(Raw records)
>>>

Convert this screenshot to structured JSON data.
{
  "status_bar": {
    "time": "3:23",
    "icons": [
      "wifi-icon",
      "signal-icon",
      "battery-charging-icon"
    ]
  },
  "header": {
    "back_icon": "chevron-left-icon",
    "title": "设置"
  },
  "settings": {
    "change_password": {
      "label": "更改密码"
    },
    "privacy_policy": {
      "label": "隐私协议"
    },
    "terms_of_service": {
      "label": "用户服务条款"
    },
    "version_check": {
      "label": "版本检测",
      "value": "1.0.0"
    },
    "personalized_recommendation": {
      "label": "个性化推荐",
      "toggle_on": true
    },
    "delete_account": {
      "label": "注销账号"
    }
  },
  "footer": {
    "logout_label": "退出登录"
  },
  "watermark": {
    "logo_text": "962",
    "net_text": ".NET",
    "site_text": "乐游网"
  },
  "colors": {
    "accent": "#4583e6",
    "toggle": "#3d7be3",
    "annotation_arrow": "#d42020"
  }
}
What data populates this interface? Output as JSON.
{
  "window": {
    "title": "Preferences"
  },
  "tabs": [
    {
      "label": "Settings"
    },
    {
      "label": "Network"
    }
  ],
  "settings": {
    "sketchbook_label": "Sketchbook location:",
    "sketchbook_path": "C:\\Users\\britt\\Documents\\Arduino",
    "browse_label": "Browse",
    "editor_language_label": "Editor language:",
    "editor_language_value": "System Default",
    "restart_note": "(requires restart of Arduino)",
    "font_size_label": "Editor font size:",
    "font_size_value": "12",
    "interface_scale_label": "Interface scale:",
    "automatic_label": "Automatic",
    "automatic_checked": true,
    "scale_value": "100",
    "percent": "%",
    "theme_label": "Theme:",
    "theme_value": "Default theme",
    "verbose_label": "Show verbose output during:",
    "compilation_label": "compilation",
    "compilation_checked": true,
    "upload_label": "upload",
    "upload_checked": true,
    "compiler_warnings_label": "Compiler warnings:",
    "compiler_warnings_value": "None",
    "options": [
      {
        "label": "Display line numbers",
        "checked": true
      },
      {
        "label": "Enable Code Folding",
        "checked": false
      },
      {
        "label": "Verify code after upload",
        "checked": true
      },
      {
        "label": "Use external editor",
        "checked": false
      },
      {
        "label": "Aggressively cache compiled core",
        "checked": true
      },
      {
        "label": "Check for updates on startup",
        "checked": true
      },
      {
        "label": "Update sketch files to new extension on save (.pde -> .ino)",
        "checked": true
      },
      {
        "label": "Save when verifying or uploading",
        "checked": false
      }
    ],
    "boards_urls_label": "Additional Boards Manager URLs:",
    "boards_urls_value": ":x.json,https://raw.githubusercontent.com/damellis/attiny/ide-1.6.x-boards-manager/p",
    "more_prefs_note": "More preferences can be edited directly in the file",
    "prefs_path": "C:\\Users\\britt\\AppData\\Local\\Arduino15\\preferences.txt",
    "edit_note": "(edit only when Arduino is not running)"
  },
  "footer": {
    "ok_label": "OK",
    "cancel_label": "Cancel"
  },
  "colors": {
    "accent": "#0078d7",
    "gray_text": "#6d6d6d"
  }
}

<<<

DIRECTIONS: Repeat the listing in full, keeping every line exactly as it is.

SOLUTION TO THE EXERCISE:
Convert this screenshot to structured JSON data.
{
  "status_bar": {
    "time": "3:23",
    "icons": [
      "wifi-icon",
      "signal-icon",
      "battery-charging-icon"
    ]
  },
  "header": {
    "back_icon": "chevron-left-icon",
    "title": "设置"
  },
  "settings": {
    "change_password": {
      "label": "更改密码"
    },
    "privacy_policy": {
      "label": "隐私协议"
    },
    "terms_of_service": {
      "label": "用户服务条款"
    },
    "version_check": {
      "label": "版本检测",
      "value": "1.0.0"
    },
    "personalized_recommendation": {
      "label": "个性化推荐",
      "toggle_on": true
    },
    "delete_account": {
      "label": "注销账号"
    }
  },
  "footer": {
    "logout_label": "退出登录"
  },
  "watermark": {
    "logo_text": "962",
    "net_text": ".NET",
    "site_text": "乐游网"
  },
  "colors": {
    "accent": "#4583e6",
    "toggle": "#3d7be3",
    "annotation_arrow": "#d42020"
  }
}
What data populates this interface? Output as JSON.
{
  "window": {
    "title": "Preferences"
  },
  "tabs": [
    {
      "label": "Settings"
    },
    {
      "label": "Network"
    }
  ],
  "settings": {
    "sketchbook_label": "Sketchbook location:",
    "sketchbook_path": "C:\\Users\\britt\\Documents\\Arduino",
    "browse_label": "Browse",
    "editor_language_label": "Editor language:",
    "editor_language_value": "System Default",
    "restart_note": "(requires restart of Arduino)",
    "font_size_label": "Editor font size:",
    "font_size_value": "12",
    "interface_scale_label": "Interface scale:",
    "automatic_label": "Automatic",
    "automatic_checked": true,
    "scale_value": "100",
    "percent": "%",
    "theme_label": "Theme:",
    "theme_value": "Default theme",
    "verbose_label": "Show verbose output during:",
    "compilation_label": "compilation",
    "compilation_checked": true,
    "upload_label": "upload",
    "upload_checked": true,
    "compiler_warnings_label": "Compiler warnings:",
    "compiler_warnings_value": "None",
    "options": [
      {
        "label": "Display line numbers",
        "checked": true
      },
      {
        "label": "Enable Code Folding",
        "checked": false
      },
      {
        "label": "Verify code after upload",
        "checked": true
      },
      {
        "label": "Use external editor",
        "checked": false
      },
      {
        "label": "Aggressively cache compiled core",
        "checked": true
      },
      {
        "label": "Check for updates on startup",
        "checked": true
      },
      {
        "label": "Update sketch files to new extension on save (.pde -> .ino)",
        "checked": true
      },
      {
        "label": "Save when verifying or uploading",
        "checked": false
      }
    ],
    "boards_urls_label": "Additional Boards Manager URLs:",
    "boards_urls_value": ":x.json,https://raw.githubusercontent.com/damellis/attiny/ide-1.6.x-boards-manager/p",
    "more_prefs_note": "More preferences can be edited directly in the file",
    "prefs_path": "C:\\Users\\britt\\AppData\\Local\\Arduino15\\preferences.txt",
    "edit_note": "(edit only when Arduino is not running)"
  },
  "footer": {
    "ok_label": "OK",
    "cancel_label": "Cancel"
  },
  "colors": {
    "accent": "#0078d7",
    "gray_text": "#6d6d6d"
  }
}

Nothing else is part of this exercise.